> EXERCISE GOAL
Below are some records; return each one exactly.

> INFORMATION PROVIDED

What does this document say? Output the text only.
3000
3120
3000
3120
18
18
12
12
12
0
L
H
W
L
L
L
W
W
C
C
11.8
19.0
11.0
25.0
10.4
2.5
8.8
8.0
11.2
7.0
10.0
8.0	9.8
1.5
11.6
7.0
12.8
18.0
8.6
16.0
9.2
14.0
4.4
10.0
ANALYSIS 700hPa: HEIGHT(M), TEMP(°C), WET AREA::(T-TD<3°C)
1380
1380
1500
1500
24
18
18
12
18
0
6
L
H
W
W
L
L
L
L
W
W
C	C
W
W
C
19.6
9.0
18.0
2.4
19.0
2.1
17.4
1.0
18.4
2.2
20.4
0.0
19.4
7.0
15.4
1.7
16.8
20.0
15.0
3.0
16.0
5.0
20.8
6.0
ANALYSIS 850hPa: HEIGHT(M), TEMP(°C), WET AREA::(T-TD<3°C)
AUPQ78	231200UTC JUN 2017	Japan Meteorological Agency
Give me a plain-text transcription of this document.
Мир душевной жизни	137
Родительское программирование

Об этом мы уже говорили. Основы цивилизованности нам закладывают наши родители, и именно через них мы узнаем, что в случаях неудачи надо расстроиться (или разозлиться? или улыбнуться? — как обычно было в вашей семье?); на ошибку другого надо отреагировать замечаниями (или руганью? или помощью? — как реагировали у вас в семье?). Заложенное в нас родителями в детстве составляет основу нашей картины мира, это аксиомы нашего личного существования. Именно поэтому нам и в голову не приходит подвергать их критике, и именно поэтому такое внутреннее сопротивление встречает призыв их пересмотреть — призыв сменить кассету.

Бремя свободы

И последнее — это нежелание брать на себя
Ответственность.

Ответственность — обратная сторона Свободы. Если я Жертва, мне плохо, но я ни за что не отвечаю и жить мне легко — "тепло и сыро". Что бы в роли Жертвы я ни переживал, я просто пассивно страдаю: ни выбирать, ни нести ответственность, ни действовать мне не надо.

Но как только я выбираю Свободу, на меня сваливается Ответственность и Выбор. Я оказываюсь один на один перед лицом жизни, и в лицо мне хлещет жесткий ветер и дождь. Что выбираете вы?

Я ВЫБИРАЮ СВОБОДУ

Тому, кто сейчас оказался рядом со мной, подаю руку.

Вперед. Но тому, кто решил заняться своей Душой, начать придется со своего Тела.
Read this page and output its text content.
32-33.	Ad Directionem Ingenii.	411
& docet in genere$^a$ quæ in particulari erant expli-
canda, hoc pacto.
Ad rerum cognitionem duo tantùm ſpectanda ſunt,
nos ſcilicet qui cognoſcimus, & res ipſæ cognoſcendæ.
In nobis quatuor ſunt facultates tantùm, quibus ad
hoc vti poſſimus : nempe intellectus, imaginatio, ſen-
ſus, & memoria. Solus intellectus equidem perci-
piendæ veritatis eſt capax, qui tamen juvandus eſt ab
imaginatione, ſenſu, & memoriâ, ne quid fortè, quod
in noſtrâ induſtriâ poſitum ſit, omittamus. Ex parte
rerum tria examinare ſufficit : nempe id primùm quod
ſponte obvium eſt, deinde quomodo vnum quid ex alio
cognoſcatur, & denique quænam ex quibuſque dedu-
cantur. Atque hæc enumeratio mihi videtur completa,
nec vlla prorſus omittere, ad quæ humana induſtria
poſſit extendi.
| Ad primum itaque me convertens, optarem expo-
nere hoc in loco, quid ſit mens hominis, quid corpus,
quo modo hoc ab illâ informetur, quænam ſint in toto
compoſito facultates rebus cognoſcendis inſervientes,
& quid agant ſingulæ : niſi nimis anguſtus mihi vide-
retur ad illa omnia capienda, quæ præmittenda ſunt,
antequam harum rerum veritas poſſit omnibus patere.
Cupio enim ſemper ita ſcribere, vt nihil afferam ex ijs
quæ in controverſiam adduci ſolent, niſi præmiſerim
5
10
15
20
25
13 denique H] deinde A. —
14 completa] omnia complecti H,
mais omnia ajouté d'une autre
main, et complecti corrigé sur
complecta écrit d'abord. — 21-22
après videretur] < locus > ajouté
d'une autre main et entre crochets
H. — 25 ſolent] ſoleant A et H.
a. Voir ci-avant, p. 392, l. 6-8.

> THE REPLY
What does this document say? Output the text only.
3000
3120
3000
3120
18
18
12
12
12
0
L
H
W
L
L
L
W
W
C
C
11.8
19.0
11.0
25.0
10.4
2.5
8.8
8.0
11.2
7.0
10.0
8.0	9.8
1.5
11.6
7.0
12.8
18.0
8.6
16.0
9.2
14.0
4.4
10.0
ANALYSIS 700hPa: HEIGHT(M), TEMP(°C), WET AREA::(T-TD<3°C)
1380
1380
1500
1500
24
18
18
12
18
0
6
L
H
W
W
L
L
L
L
W
W
C	C
W
W
C
19.6
9.0
18.0
2.4
19.0
2.1
17.4
1.0
18.4
2.2
20.4
0.0
19.4
7.0
15.4
1.7
16.8
20.0
15.0
3.0
16.0
5.0
20.8
6.0
ANALYSIS 850hPa: HEIGHT(M), TEMP(°C), WET AREA::(T-TD<3°C)
AUPQ78	231200UTC JUN 2017	Japan Meteorological Agency
Give me a plain-text transcription of this document.
Мир душевной жизни	137
Родительское программирование

Об этом мы уже говорили. Основы цивилизованности нам закладывают наши родители, и именно через них мы узнаем, что в случаях неудачи надо расстроиться (или разозлиться? или улыбнуться? — как обычно было в вашей семье?); на ошибку другого надо отреагировать замечаниями (или руганью? или помощью? — как реагировали у вас в семье?). Заложенное в нас родителями в детстве составляет основу нашей картины мира, это аксиомы нашего личного существования. Именно поэтому нам и в голову не приходит подвергать их критике, и именно поэтому такое внутреннее сопротивление встречает призыв их пересмотреть — призыв сменить кассету.

Бремя свободы

И последнее — это нежелание брать на себя
Ответственность.

Ответственность — обратная сторона Свободы. Если я Жертва, мне плохо, но я ни за что не отвечаю и жить мне легко — "тепло и сыро". Что бы в роли Жертвы я ни переживал, я просто пассивно страдаю: ни выбирать, ни нести ответственность, ни действовать мне не надо.

Но как только я выбираю Свободу, на меня сваливается Ответственность и Выбор. Я оказываюсь один на один перед лицом жизни, и в лицо мне хлещет жесткий ветер и дождь. Что выбираете вы?

Я ВЫБИРАЮ СВОБОДУ

Тому, кто сейчас оказался рядом со мной, подаю руку.

Вперед. Но тому, кто решил заняться своей Душой, начать придется со своего Тела.
Read this page and output its text content.
32-33.	Ad Directionem Ingenii.	411
& docet in genere$^a$ quæ in particulari erant expli-
canda, hoc pacto.
Ad rerum cognitionem duo tantùm ſpectanda ſunt,
nos ſcilicet qui cognoſcimus, & res ipſæ cognoſcendæ.
In nobis quatuor ſunt facultates tantùm, quibus ad
hoc vti poſſimus : nempe intellectus, imaginatio, ſen-
ſus, & memoria. Solus intellectus equidem perci-
piendæ veritatis eſt capax, qui tamen juvandus eſt ab
imaginatione, ſenſu, & memoriâ, ne quid fortè, quod
in noſtrâ induſtriâ poſitum ſit, omittamus. Ex parte
rerum tria examinare ſufficit : nempe id primùm quod
ſponte obvium eſt, deinde quomodo vnum quid ex alio
cognoſcatur, & denique quænam ex quibuſque dedu-
cantur. Atque hæc enumeratio mihi videtur completa,
nec vlla prorſus omittere, ad quæ humana induſtria
poſſit extendi.
| Ad primum itaque me convertens, optarem expo-
nere hoc in loco, quid ſit mens hominis, quid corpus,
quo modo hoc ab illâ informetur, quænam ſint in toto
compoſito facultates rebus cognoſcendis inſervientes,
& quid agant ſingulæ : niſi nimis anguſtus mihi vide-
retur ad illa omnia capienda, quæ præmittenda ſunt,
antequam harum rerum veritas poſſit omnibus patere.
Cupio enim ſemper ita ſcribere, vt nihil afferam ex ijs
quæ in controverſiam adduci ſolent, niſi præmiſerim
5
10
15
20
25
13 denique H] deinde A. —
14 completa] omnia complecti H,
mais omnia ajouté d'une autre
main, et complecti corrigé sur
complecta écrit d'abord. — 21-22
après videretur] < locus > ajouté
d'une autre main et entre crochets
H. — 25 ſolent] ſoleant A et H.
a. Voir ci-avant, p. 392, l. 6-8.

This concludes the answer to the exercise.